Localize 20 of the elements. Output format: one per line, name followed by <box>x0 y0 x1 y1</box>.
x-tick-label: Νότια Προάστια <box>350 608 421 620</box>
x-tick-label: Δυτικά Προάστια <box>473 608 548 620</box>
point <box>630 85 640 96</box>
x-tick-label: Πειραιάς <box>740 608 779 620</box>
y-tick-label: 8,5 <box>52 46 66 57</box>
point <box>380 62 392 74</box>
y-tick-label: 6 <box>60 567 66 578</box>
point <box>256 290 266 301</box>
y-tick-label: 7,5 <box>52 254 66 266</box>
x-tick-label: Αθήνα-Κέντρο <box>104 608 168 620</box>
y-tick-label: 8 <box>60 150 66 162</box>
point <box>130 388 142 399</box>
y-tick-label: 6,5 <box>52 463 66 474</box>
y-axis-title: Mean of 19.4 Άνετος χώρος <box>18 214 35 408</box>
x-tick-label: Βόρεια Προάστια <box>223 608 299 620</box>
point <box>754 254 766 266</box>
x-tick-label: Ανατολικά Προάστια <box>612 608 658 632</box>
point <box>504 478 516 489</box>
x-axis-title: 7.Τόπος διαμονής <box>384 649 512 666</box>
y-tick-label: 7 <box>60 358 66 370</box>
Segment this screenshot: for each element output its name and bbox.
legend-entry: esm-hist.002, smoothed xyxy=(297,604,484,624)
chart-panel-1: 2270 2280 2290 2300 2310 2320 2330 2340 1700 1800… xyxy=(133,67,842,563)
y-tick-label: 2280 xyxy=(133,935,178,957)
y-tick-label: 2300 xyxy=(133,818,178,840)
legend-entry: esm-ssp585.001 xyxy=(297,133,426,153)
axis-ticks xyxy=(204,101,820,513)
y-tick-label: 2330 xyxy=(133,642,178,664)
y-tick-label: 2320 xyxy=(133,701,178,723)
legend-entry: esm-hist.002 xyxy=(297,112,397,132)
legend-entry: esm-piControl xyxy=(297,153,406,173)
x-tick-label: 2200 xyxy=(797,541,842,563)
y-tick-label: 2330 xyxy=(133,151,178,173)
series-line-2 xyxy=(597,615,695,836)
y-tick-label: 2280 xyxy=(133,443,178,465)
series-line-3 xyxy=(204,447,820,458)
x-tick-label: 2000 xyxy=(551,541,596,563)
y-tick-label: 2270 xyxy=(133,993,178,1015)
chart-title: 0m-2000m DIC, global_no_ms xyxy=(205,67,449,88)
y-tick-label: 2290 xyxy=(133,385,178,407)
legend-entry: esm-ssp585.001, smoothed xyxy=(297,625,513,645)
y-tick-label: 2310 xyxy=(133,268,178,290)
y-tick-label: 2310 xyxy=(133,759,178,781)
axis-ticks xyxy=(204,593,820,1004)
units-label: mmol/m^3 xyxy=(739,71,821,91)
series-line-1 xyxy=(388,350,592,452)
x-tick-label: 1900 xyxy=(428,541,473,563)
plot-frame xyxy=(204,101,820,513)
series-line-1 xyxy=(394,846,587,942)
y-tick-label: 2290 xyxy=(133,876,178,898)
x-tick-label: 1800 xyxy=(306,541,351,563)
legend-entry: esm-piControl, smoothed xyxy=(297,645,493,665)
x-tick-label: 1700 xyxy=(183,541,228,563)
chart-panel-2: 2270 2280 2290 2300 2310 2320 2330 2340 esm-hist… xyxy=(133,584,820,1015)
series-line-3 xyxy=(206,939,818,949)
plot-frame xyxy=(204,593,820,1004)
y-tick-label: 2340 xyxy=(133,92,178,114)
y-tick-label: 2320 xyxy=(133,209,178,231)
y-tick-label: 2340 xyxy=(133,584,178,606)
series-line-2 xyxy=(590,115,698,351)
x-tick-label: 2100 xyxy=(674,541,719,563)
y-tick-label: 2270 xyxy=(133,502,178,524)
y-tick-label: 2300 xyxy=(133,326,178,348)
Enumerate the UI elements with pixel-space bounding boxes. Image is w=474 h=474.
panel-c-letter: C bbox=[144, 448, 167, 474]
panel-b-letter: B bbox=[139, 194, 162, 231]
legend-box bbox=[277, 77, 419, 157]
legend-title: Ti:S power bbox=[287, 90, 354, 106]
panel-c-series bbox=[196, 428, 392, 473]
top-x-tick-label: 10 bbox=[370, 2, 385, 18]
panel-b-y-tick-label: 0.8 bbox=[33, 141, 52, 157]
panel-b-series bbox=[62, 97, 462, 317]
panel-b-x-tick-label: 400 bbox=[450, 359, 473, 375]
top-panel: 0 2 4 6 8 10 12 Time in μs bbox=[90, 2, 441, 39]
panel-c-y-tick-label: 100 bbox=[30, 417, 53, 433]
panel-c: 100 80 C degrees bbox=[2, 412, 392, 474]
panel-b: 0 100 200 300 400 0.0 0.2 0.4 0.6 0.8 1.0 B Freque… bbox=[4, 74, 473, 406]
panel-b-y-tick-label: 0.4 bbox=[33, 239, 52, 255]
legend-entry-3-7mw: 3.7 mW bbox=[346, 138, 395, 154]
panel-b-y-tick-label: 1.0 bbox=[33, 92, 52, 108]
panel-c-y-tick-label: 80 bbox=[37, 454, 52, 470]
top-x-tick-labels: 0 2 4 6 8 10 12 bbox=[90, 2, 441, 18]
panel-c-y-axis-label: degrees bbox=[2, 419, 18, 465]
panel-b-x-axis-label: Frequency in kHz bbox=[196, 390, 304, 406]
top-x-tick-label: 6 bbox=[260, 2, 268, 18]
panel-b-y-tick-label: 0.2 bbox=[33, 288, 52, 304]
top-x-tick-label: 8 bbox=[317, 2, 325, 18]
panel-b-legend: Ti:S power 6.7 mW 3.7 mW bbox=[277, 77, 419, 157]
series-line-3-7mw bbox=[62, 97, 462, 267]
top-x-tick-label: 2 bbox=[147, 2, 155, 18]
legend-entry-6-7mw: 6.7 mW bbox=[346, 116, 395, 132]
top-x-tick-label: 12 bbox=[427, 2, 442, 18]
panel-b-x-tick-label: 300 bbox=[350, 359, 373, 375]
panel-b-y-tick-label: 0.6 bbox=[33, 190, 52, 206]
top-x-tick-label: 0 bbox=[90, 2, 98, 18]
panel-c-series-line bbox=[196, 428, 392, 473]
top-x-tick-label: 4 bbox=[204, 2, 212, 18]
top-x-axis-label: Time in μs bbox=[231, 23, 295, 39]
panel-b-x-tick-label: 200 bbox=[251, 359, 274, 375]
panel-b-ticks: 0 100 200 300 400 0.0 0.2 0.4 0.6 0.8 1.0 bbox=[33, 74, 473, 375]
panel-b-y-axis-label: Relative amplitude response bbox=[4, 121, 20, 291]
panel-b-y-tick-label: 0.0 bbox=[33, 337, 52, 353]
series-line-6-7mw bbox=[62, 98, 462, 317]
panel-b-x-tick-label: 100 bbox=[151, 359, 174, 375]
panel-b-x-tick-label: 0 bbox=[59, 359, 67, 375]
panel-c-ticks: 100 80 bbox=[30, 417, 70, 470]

******************************

### Written problem
Copy every line of the listing above word for word.

### Result for this task
Localize 20 of the elements. Output format: one per line, name followed by <box>x0 y0 x1 y1</box>.
x-tick-label: Νότια Προάστια <box>350 608 421 620</box>
x-tick-label: Δυτικά Προάστια <box>473 608 548 620</box>
point <box>630 85 640 96</box>
x-tick-label: Πειραιάς <box>740 608 779 620</box>
y-tick-label: 8,5 <box>52 46 66 57</box>
point <box>380 62 392 74</box>
y-tick-label: 6 <box>60 567 66 578</box>
point <box>256 290 266 301</box>
y-tick-label: 7,5 <box>52 254 66 266</box>
x-tick-label: Αθήνα-Κέντρο <box>104 608 168 620</box>
y-tick-label: 8 <box>60 150 66 162</box>
point <box>130 388 142 399</box>
y-tick-label: 6,5 <box>52 463 66 474</box>
y-axis-title: Mean of 19.4 Άνετος χώρος <box>18 214 35 408</box>
x-tick-label: Βόρεια Προάστια <box>223 608 299 620</box>
point <box>754 254 766 266</box>
x-tick-label: Ανατολικά Προάστια <box>612 608 658 632</box>
point <box>504 478 516 489</box>
x-axis-title: 7.Τόπος διαμονής <box>384 649 512 666</box>
y-tick-label: 7 <box>60 358 66 370</box>
Segment this screenshot: for each element output its name and bbox.
legend-entry: esm-hist.002, smoothed xyxy=(297,604,484,624)
chart-panel-1: 2270 2280 2290 2300 2310 2320 2330 2340 1700 1800… xyxy=(133,67,842,563)
y-tick-label: 2280 xyxy=(133,935,178,957)
y-tick-label: 2300 xyxy=(133,818,178,840)
legend-entry: esm-ssp585.001 xyxy=(297,133,426,153)
axis-ticks xyxy=(204,101,820,513)
y-tick-label: 2330 xyxy=(133,642,178,664)
y-tick-label: 2320 xyxy=(133,701,178,723)
legend-entry: esm-hist.002 xyxy=(297,112,397,132)
legend-entry: esm-piControl xyxy=(297,153,406,173)
x-tick-label: 2200 xyxy=(797,541,842,563)
y-tick-label: 2330 xyxy=(133,151,178,173)
series-line-2 xyxy=(597,615,695,836)
y-tick-label: 2280 xyxy=(133,443,178,465)
series-line-3 xyxy=(204,447,820,458)
x-tick-label: 2000 xyxy=(551,541,596,563)
y-tick-label: 2270 xyxy=(133,993,178,1015)
chart-title: 0m-2000m DIC, global_no_ms xyxy=(205,67,449,88)
y-tick-label: 2290 xyxy=(133,385,178,407)
legend-entry: esm-ssp585.001, smoothed xyxy=(297,625,513,645)
y-tick-label: 2310 xyxy=(133,268,178,290)
y-tick-label: 2310 xyxy=(133,759,178,781)
axis-ticks xyxy=(204,593,820,1004)
units-label: mmol/m^3 xyxy=(739,71,821,91)
series-line-1 xyxy=(388,350,592,452)
x-tick-label: 1900 xyxy=(428,541,473,563)
plot-frame xyxy=(204,101,820,513)
series-line-1 xyxy=(394,846,587,942)
y-tick-label: 2290 xyxy=(133,876,178,898)
x-tick-label: 1800 xyxy=(306,541,351,563)
legend-entry: esm-piControl, smoothed xyxy=(297,645,493,665)
x-tick-label: 1700 xyxy=(183,541,228,563)
chart-panel-2: 2270 2280 2290 2300 2310 2320 2330 2340 esm-hist… xyxy=(133,584,820,1015)
series-line-3 xyxy=(206,939,818,949)
plot-frame xyxy=(204,593,820,1004)
y-tick-label: 2340 xyxy=(133,92,178,114)
y-tick-label: 2320 xyxy=(133,209,178,231)
y-tick-label: 2340 xyxy=(133,584,178,606)
series-line-2 xyxy=(590,115,698,351)
x-tick-label: 2100 xyxy=(674,541,719,563)
y-tick-label: 2270 xyxy=(133,502,178,524)
y-tick-label: 2300 xyxy=(133,326,178,348)
Enumerate the UI elements with pixel-space bounding boxes. Image is w=474 h=474.
panel-c-letter: C bbox=[144, 448, 167, 474]
panel-b-letter: B bbox=[139, 194, 162, 231]
legend-box bbox=[277, 77, 419, 157]
legend-title: Ti:S power bbox=[287, 90, 354, 106]
panel-c-series bbox=[196, 428, 392, 473]
top-x-tick-label: 10 bbox=[370, 2, 385, 18]
panel-b-y-tick-label: 0.8 bbox=[33, 141, 52, 157]
panel-b-series bbox=[62, 97, 462, 317]
panel-b-x-tick-label: 400 bbox=[450, 359, 473, 375]
top-panel: 0 2 4 6 8 10 12 Time in μs bbox=[90, 2, 441, 39]
panel-c-y-tick-label: 100 bbox=[30, 417, 53, 433]
panel-c: 100 80 C degrees bbox=[2, 412, 392, 474]
panel-b: 0 100 200 300 400 0.0 0.2 0.4 0.6 0.8 1.0 B Freque… bbox=[4, 74, 473, 406]
panel-b-y-tick-label: 0.4 bbox=[33, 239, 52, 255]
legend-entry-3-7mw: 3.7 mW bbox=[346, 138, 395, 154]
panel-b-y-tick-label: 1.0 bbox=[33, 92, 52, 108]
panel-c-y-tick-label: 80 bbox=[37, 454, 52, 470]
top-x-tick-labels: 0 2 4 6 8 10 12 bbox=[90, 2, 441, 18]
panel-c-y-axis-label: degrees bbox=[2, 419, 18, 465]
panel-b-x-axis-label: Frequency in kHz bbox=[196, 390, 304, 406]
top-x-tick-label: 6 bbox=[260, 2, 268, 18]
panel-b-y-tick-label: 0.2 bbox=[33, 288, 52, 304]
top-x-tick-label: 8 bbox=[317, 2, 325, 18]
panel-b-legend: Ti:S power 6.7 mW 3.7 mW bbox=[277, 77, 419, 157]
series-line-3-7mw bbox=[62, 97, 462, 267]
top-x-tick-label: 2 bbox=[147, 2, 155, 18]
legend-entry-6-7mw: 6.7 mW bbox=[346, 116, 395, 132]
top-x-tick-label: 12 bbox=[427, 2, 442, 18]
panel-b-x-tick-label: 300 bbox=[350, 359, 373, 375]
panel-b-y-tick-label: 0.6 bbox=[33, 190, 52, 206]
top-x-tick-label: 0 bbox=[90, 2, 98, 18]
panel-c-series-line bbox=[196, 428, 392, 473]
top-x-tick-label: 4 bbox=[204, 2, 212, 18]
top-x-axis-label: Time in μs bbox=[231, 23, 295, 39]
panel-b-x-tick-label: 200 bbox=[251, 359, 274, 375]
panel-b-ticks: 0 100 200 300 400 0.0 0.2 0.4 0.6 0.8 1.0 bbox=[33, 74, 473, 375]
panel-b-y-axis-label: Relative amplitude response bbox=[4, 121, 20, 291]
panel-b-y-tick-label: 0.0 bbox=[33, 337, 52, 353]
series-line-6-7mw bbox=[62, 98, 462, 317]
panel-b-x-tick-label: 100 bbox=[151, 359, 174, 375]
panel-b-x-tick-label: 0 bbox=[59, 359, 67, 375]
panel-c-ticks: 100 80 bbox=[30, 417, 70, 470]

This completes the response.